>> START

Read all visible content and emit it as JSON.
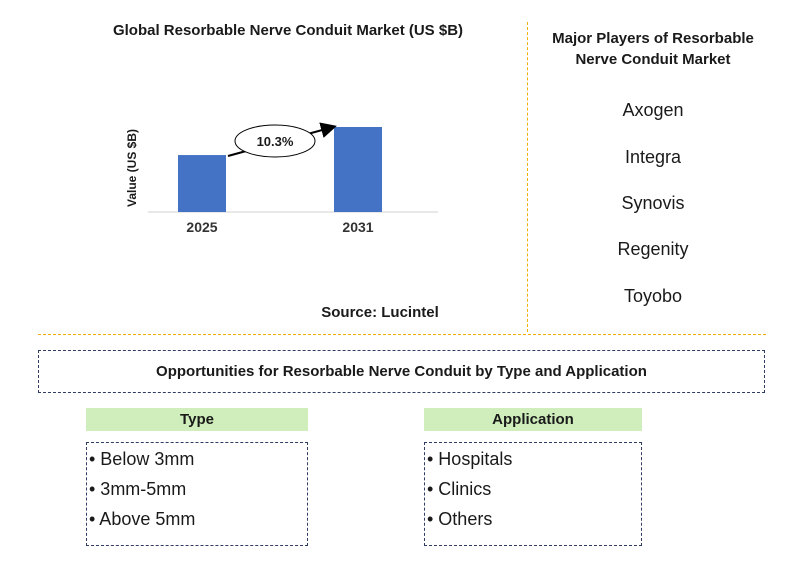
{
  "chart_data": {
    "type": "bar",
    "title": "Global Resorbable Nerve Conduit Market (US $B)",
    "ylabel": "Value (US $B)",
    "categories": [
      "2025",
      "2031"
    ],
    "values": [
      0.67,
      1.0
    ],
    "annotation": "10.3%",
    "bar_color": "#4472c4",
    "grid": false
  },
  "source": "Source: Lucintel",
  "players": {
    "title": "Major Players of Resorbable Nerve Conduit Market",
    "items": [
      "Axogen",
      "Integra",
      "Synovis",
      "Regenity",
      "Toyobo"
    ]
  },
  "opportunities": {
    "title": "Opportunities for Resorbable Nerve Conduit by Type and Application",
    "type": {
      "heading": "Type",
      "items": [
        "• Below 3mm",
        "• 3mm-5mm",
        "• Above 5mm"
      ]
    },
    "application": {
      "heading": "Application",
      "items": [
        "• Hospitals",
        "• Clinics",
        "• Others"
      ]
    }
  },
  "colors": {
    "divider": "#f0b000",
    "header_fill": "#cfeebb",
    "box_border": "#2f3d63"
  }
}
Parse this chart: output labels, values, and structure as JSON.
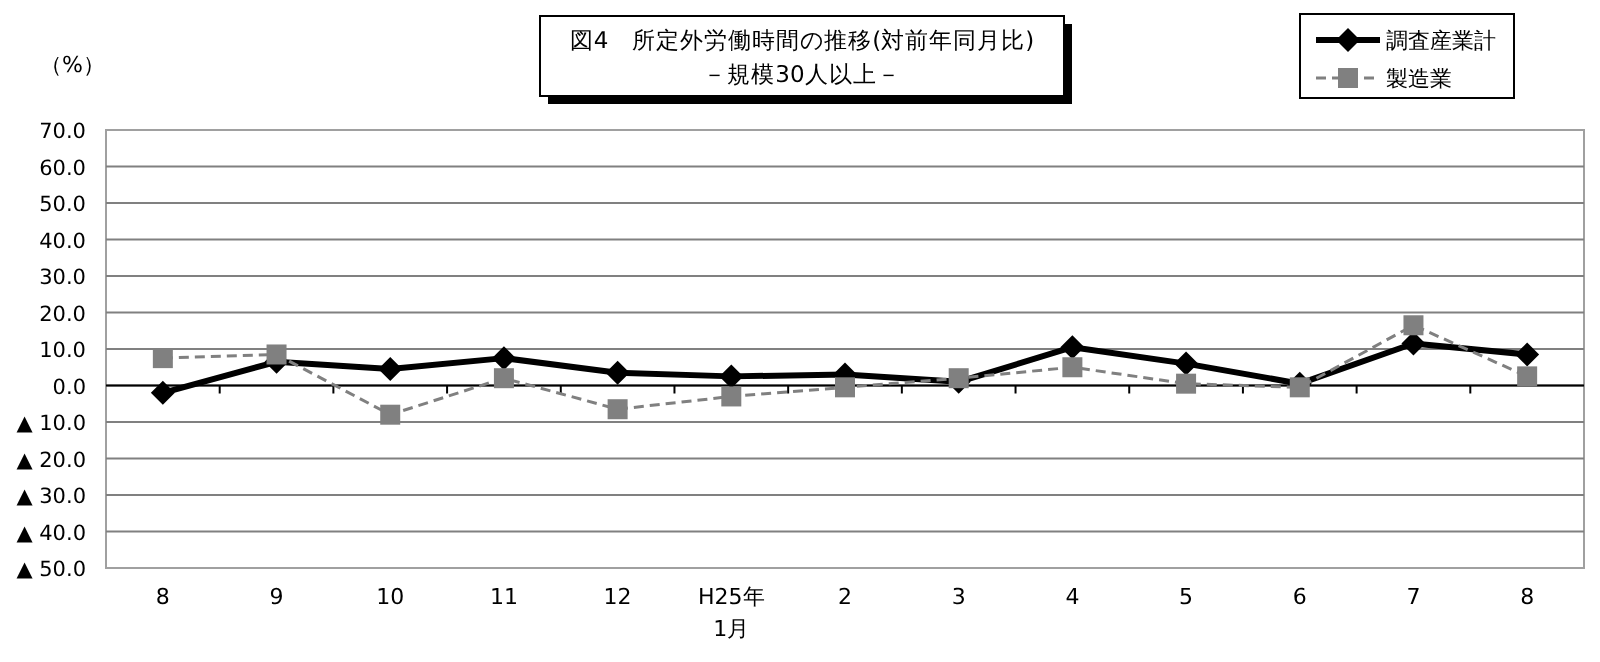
{
  "chart_data": {
    "type": "line",
    "title": "図4　所定外労働時間の推移(対前年同月比)",
    "subtitle": "－規模30人以上－",
    "ylabel": "（%）",
    "categories": [
      "8",
      "9",
      "10",
      "11",
      "12",
      "H25年\n1月",
      "2",
      "3",
      "4",
      "5",
      "6",
      "7",
      "8"
    ],
    "series": [
      {
        "name": "調査産業計",
        "color": "#000000",
        "marker": "diamond",
        "line_style": "solid",
        "values": [
          -2,
          6.5,
          4.5,
          7.5,
          3.5,
          2.5,
          3,
          1,
          10.5,
          6,
          0.5,
          11.5,
          8.5
        ]
      },
      {
        "name": "製造業",
        "color": "#808080",
        "marker": "square",
        "line_style": "dashed",
        "values": [
          7.5,
          8.5,
          -8,
          2,
          -6.5,
          -3,
          -0.5,
          2,
          5,
          0.5,
          -0.5,
          16.5,
          2.5
        ]
      }
    ],
    "ylim": [
      -50,
      70
    ],
    "yticks": [
      {
        "value": -50,
        "label": "▲ 50.0"
      },
      {
        "value": -40,
        "label": "▲ 40.0"
      },
      {
        "value": -30,
        "label": "▲ 30.0"
      },
      {
        "value": -20,
        "label": "▲ 20.0"
      },
      {
        "value": -10,
        "label": "▲ 10.0"
      },
      {
        "value": 0,
        "label": "0.0"
      },
      {
        "value": 10,
        "label": "10.0"
      },
      {
        "value": 20,
        "label": "20.0"
      },
      {
        "value": 30,
        "label": "30.0"
      },
      {
        "value": 40,
        "label": "40.0"
      },
      {
        "value": 50,
        "label": "50.0"
      },
      {
        "value": 60,
        "label": "60.0"
      },
      {
        "value": 70,
        "label": "70.0"
      }
    ],
    "grid": "y",
    "legend": "top right"
  }
}
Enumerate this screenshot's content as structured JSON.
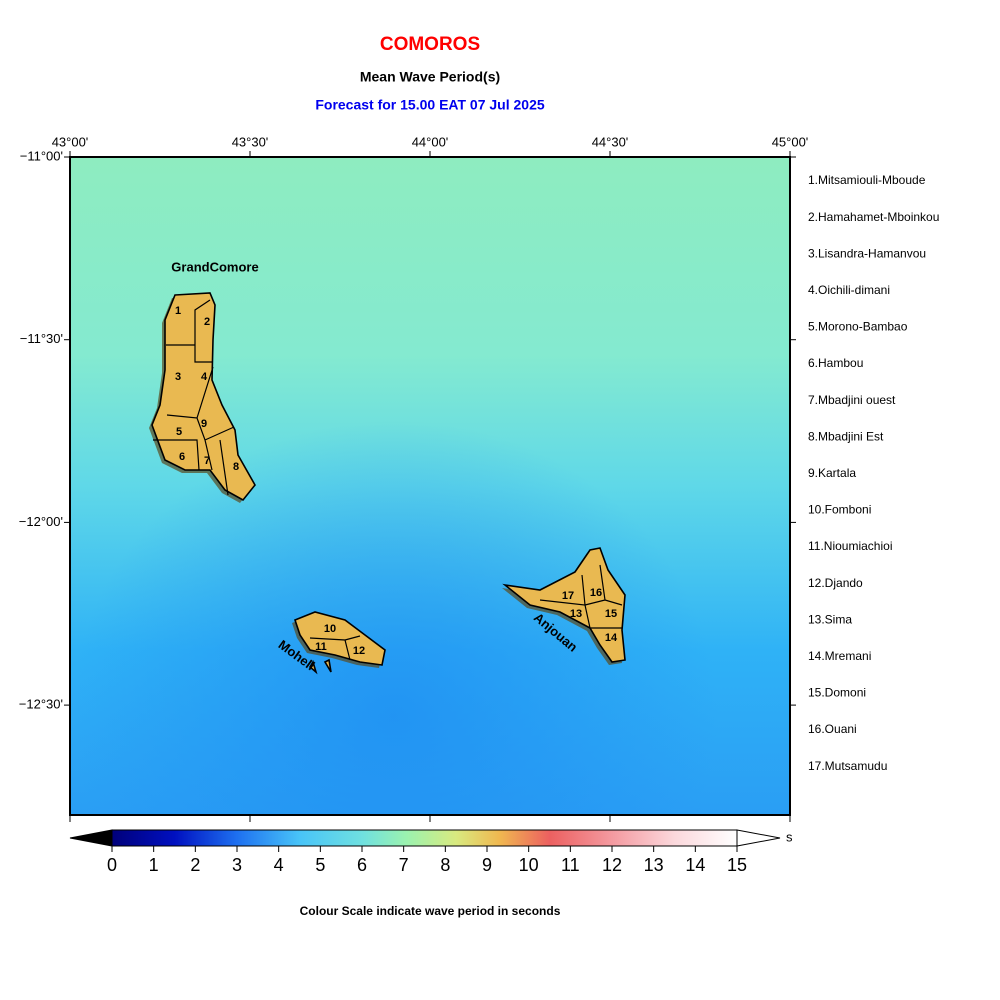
{
  "header": {
    "title": "COMOROS",
    "subtitle": "Mean Wave Period(s)",
    "forecast": "Forecast for  15.00 EAT 07 Jul 2025"
  },
  "map": {
    "lon_labels": [
      "43°00'",
      "43°30'",
      "44°00'",
      "44°30'",
      "45°00'"
    ],
    "lat_labels": [
      "−11°00'",
      "−11°30'",
      "−12°00'",
      "−12°30'"
    ],
    "islands": [
      {
        "name": "GrandComore",
        "districts": [
          "1",
          "2",
          "3",
          "4",
          "5",
          "6",
          "7",
          "8",
          "9"
        ]
      },
      {
        "name": "Moheli",
        "districts": [
          "10",
          "11",
          "12"
        ]
      },
      {
        "name": "Anjouan",
        "districts": [
          "13",
          "14",
          "15",
          "16",
          "17"
        ]
      }
    ]
  },
  "legend": {
    "districts": [
      "1.Mitsamiouli-Mboude",
      "2.Hamahamet-Mboinkou",
      "3.Lisandra-Hamanvou",
      "4.Oichili-dimani",
      "5.Morono-Bambao",
      "6.Hambou",
      "7.Mbadjini ouest",
      "8.Mbadjini Est",
      "9.Kartala",
      "10.Fomboni",
      "11.Nioumiachioi",
      "12.Djando",
      "13.Sima",
      "14.Mremani",
      "15.Domoni",
      "16.Ouani",
      "17.Mutsamudu"
    ]
  },
  "colorbar": {
    "ticks": [
      0,
      1,
      2,
      3,
      4,
      5,
      6,
      7,
      8,
      9,
      10,
      11,
      12,
      13,
      14,
      15
    ],
    "unit": "s",
    "caption": "Colour Scale indicate wave period in seconds"
  }
}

>> END

SET TASK:
Omit any images, then output the listing exactly.

FINISHED ANSWER:
Read all visible content and emit it as JSON.
{
  "chart_data": {
    "type": "bar",
    "title": "Global Resorbable Nerve Conduit Market (US $B)",
    "ylabel": "Value (US $B)",
    "categories": [
      "2025",
      "2031"
    ],
    "values": [
      0.67,
      1.0
    ],
    "annotation": "10.3%",
    "bar_color": "#4472c4",
    "grid": false
  },
  "source": "Source: Lucintel",
  "players": {
    "title": "Major Players of Resorbable Nerve Conduit Market",
    "items": [
      "Axogen",
      "Integra",
      "Synovis",
      "Regenity",
      "Toyobo"
    ]
  },
  "opportunities": {
    "title": "Opportunities for Resorbable Nerve Conduit by Type and Application",
    "type": {
      "heading": "Type",
      "items": [
        "• Below 3mm",
        "• 3mm-5mm",
        "• Above 5mm"
      ]
    },
    "application": {
      "heading": "Application",
      "items": [
        "• Hospitals",
        "• Clinics",
        "• Others"
      ]
    }
  },
  "colors": {
    "divider": "#f0b000",
    "header_fill": "#cfeebb",
    "box_border": "#2f3d63"
  }
}
Parse this chart: output labels, values, and structure as JSON.
{
  "chart_data": {
    "type": "line",
    "title": "図4　所定外労働時間の推移(対前年同月比)",
    "subtitle": "－規模30人以上－",
    "ylabel": "（%）",
    "categories": [
      "8",
      "9",
      "10",
      "11",
      "12",
      "H25年\n1月",
      "2",
      "3",
      "4",
      "5",
      "6",
      "7",
      "8"
    ],
    "series": [
      {
        "name": "調査産業計",
        "color": "#000000",
        "marker": "diamond",
        "line_style": "solid",
        "values": [
          -2,
          6.5,
          4.5,
          7.5,
          3.5,
          2.5,
          3,
          1,
          10.5,
          6,
          0.5,
          11.5,
          8.5
        ]
      },
      {
        "name": "製造業",
        "color": "#808080",
        "marker": "square",
        "line_style": "dashed",
        "values": [
          7.5,
          8.5,
          -8,
          2,
          -6.5,
          -3,
          -0.5,
          2,
          5,
          0.5,
          -0.5,
          16.5,
          2.5
        ]
      }
    ],
    "ylim": [
      -50,
      70
    ],
    "yticks": [
      {
        "value": -50,
        "label": "▲ 50.0"
      },
      {
        "value": -40,
        "label": "▲ 40.0"
      },
      {
        "value": -30,
        "label": "▲ 30.0"
      },
      {
        "value": -20,
        "label": "▲ 20.0"
      },
      {
        "value": -10,
        "label": "▲ 10.0"
      },
      {
        "value": 0,
        "label": "0.0"
      },
      {
        "value": 10,
        "label": "10.0"
      },
      {
        "value": 20,
        "label": "20.0"
      },
      {
        "value": 30,
        "label": "30.0"
      },
      {
        "value": 40,
        "label": "40.0"
      },
      {
        "value": 50,
        "label": "50.0"
      },
      {
        "value": 60,
        "label": "60.0"
      },
      {
        "value": 70,
        "label": "70.0"
      }
    ],
    "grid": "y",
    "legend": "top right"
  }
}
Enumerate this screenshot's content as structured JSON.
{
  "header": {
    "title": "COMOROS",
    "subtitle": "Mean Wave Period(s)",
    "forecast": "Forecast for  15.00 EAT 07 Jul 2025"
  },
  "map": {
    "lon_labels": [
      "43°00'",
      "43°30'",
      "44°00'",
      "44°30'",
      "45°00'"
    ],
    "lat_labels": [
      "−11°00'",
      "−11°30'",
      "−12°00'",
      "−12°30'"
    ],
    "islands": [
      {
        "name": "GrandComore",
        "districts": [
          "1",
          "2",
          "3",
          "4",
          "5",
          "6",
          "7",
          "8",
          "9"
        ]
      },
      {
        "name": "Moheli",
        "districts": [
          "10",
          "11",
          "12"
        ]
      },
      {
        "name": "Anjouan",
        "districts": [
          "13",
          "14",
          "15",
          "16",
          "17"
        ]
      }
    ]
  },
  "legend": {
    "districts": [
      "1.Mitsamiouli-Mboude",
      "2.Hamahamet-Mboinkou",
      "3.Lisandra-Hamanvou",
      "4.Oichili-dimani",
      "5.Morono-Bambao",
      "6.Hambou",
      "7.Mbadjini ouest",
      "8.Mbadjini Est",
      "9.Kartala",
      "10.Fomboni",
      "11.Nioumiachioi",
      "12.Djando",
      "13.Sima",
      "14.Mremani",
      "15.Domoni",
      "16.Ouani",
      "17.Mutsamudu"
    ]
  },
  "colorbar": {
    "ticks": [
      0,
      1,
      2,
      3,
      4,
      5,
      6,
      7,
      8,
      9,
      10,
      11,
      12,
      13,
      14,
      15
    ],
    "unit": "s",
    "caption": "Colour Scale indicate wave period in seconds"
  }
}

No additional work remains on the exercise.